### AIM OF THE EXERCISE
Search the material and gather each line with "WWSSN" in it.

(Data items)

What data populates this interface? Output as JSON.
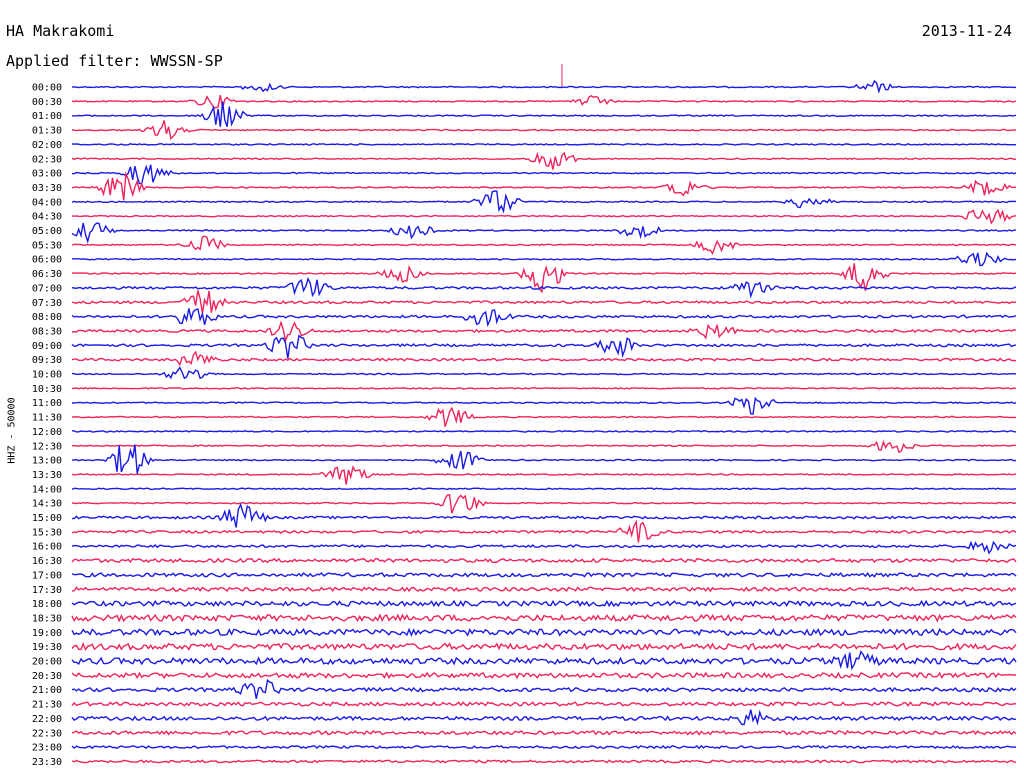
{
  "header": {
    "station": "HA Makrakomi",
    "date": "2013-11-24",
    "filter": "Applied filter: WWSSN-SP",
    "scale_label": "HHZ - 50000"
  },
  "colors": {
    "trace_a": "#1a1ae6",
    "trace_b": "#f0245a"
  },
  "chart_data": {
    "type": "line",
    "title": "HA Makrakomi",
    "subtitle": "Applied filter: WWSSN-SP",
    "ylabel": "HHZ - 50000",
    "xlabel": "",
    "y_tick_labels": [
      "00:00",
      "00:30",
      "01:00",
      "01:30",
      "02:00",
      "02:30",
      "03:00",
      "03:30",
      "04:00",
      "04:30",
      "05:00",
      "05:30",
      "06:00",
      "06:30",
      "07:00",
      "07:30",
      "08:00",
      "08:30",
      "09:00",
      "09:30",
      "10:00",
      "10:30",
      "11:00",
      "11:30",
      "12:00",
      "12:30",
      "13:00",
      "13:30",
      "14:00",
      "14:30",
      "15:00",
      "15:30",
      "16:00",
      "16:30",
      "17:00",
      "17:30",
      "18:00",
      "18:30",
      "19:00",
      "19:30",
      "20:00",
      "20:30",
      "21:00",
      "21:30",
      "22:00",
      "22:30",
      "23:00",
      "23:30"
    ],
    "series_color_cycle": [
      "#1a1ae6",
      "#f0245a"
    ],
    "row_noise_level": [
      1,
      1,
      1,
      1,
      1,
      1,
      1,
      1,
      1,
      1,
      1,
      1,
      1,
      1,
      2,
      2,
      2,
      2,
      2,
      2,
      1,
      1,
      1,
      1,
      1,
      1,
      1,
      1,
      1,
      1,
      2,
      2,
      2,
      3,
      3,
      3,
      4,
      5,
      5,
      5,
      5,
      4,
      3,
      3,
      3,
      3,
      2,
      2
    ],
    "events": [
      {
        "row": 0,
        "t": 0.2,
        "amp": 2
      },
      {
        "row": 0,
        "t": 0.85,
        "amp": 2
      },
      {
        "row": 1,
        "t": 0.15,
        "amp": 3
      },
      {
        "row": 1,
        "t": 0.55,
        "amp": 2
      },
      {
        "row": 2,
        "t": 0.16,
        "amp": 5
      },
      {
        "row": 3,
        "t": 0.1,
        "amp": 4
      },
      {
        "row": 5,
        "t": 0.51,
        "amp": 4
      },
      {
        "row": 6,
        "t": 0.08,
        "amp": 5
      },
      {
        "row": 7,
        "t": 0.05,
        "amp": 6
      },
      {
        "row": 7,
        "t": 0.65,
        "amp": 3
      },
      {
        "row": 7,
        "t": 0.97,
        "amp": 4
      },
      {
        "row": 8,
        "t": 0.45,
        "amp": 5
      },
      {
        "row": 8,
        "t": 0.78,
        "amp": 3
      },
      {
        "row": 9,
        "t": 0.97,
        "amp": 4
      },
      {
        "row": 10,
        "t": 0.02,
        "amp": 4
      },
      {
        "row": 10,
        "t": 0.36,
        "amp": 3
      },
      {
        "row": 10,
        "t": 0.6,
        "amp": 3
      },
      {
        "row": 11,
        "t": 0.14,
        "amp": 3
      },
      {
        "row": 11,
        "t": 0.68,
        "amp": 3
      },
      {
        "row": 12,
        "t": 0.96,
        "amp": 3
      },
      {
        "row": 13,
        "t": 0.5,
        "amp": 7
      },
      {
        "row": 13,
        "t": 0.84,
        "amp": 6
      },
      {
        "row": 13,
        "t": 0.35,
        "amp": 3
      },
      {
        "row": 14,
        "t": 0.25,
        "amp": 4
      },
      {
        "row": 14,
        "t": 0.72,
        "amp": 3
      },
      {
        "row": 15,
        "t": 0.14,
        "amp": 5
      },
      {
        "row": 16,
        "t": 0.44,
        "amp": 4
      },
      {
        "row": 16,
        "t": 0.13,
        "amp": 4
      },
      {
        "row": 17,
        "t": 0.23,
        "amp": 4
      },
      {
        "row": 17,
        "t": 0.68,
        "amp": 3
      },
      {
        "row": 18,
        "t": 0.23,
        "amp": 5
      },
      {
        "row": 18,
        "t": 0.58,
        "amp": 4
      },
      {
        "row": 19,
        "t": 0.13,
        "amp": 3
      },
      {
        "row": 20,
        "t": 0.12,
        "amp": 3
      },
      {
        "row": 22,
        "t": 0.72,
        "amp": 4
      },
      {
        "row": 23,
        "t": 0.4,
        "amp": 4
      },
      {
        "row": 26,
        "t": 0.06,
        "amp": 7
      },
      {
        "row": 26,
        "t": 0.41,
        "amp": 4
      },
      {
        "row": 27,
        "t": 0.29,
        "amp": 5
      },
      {
        "row": 25,
        "t": 0.87,
        "amp": 3
      },
      {
        "row": 29,
        "t": 0.41,
        "amp": 5
      },
      {
        "row": 30,
        "t": 0.18,
        "amp": 5
      },
      {
        "row": 31,
        "t": 0.6,
        "amp": 4
      },
      {
        "row": 32,
        "t": 0.97,
        "amp": 3
      },
      {
        "row": 40,
        "t": 0.83,
        "amp": 4
      },
      {
        "row": 42,
        "t": 0.2,
        "amp": 4
      },
      {
        "row": 44,
        "t": 0.72,
        "amp": 3
      }
    ]
  }
}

### FINISHED ANSWER
    "filter": "Applied filter: WWSSN-SP",
    "subtitle": "Applied filter: WWSSN-SP",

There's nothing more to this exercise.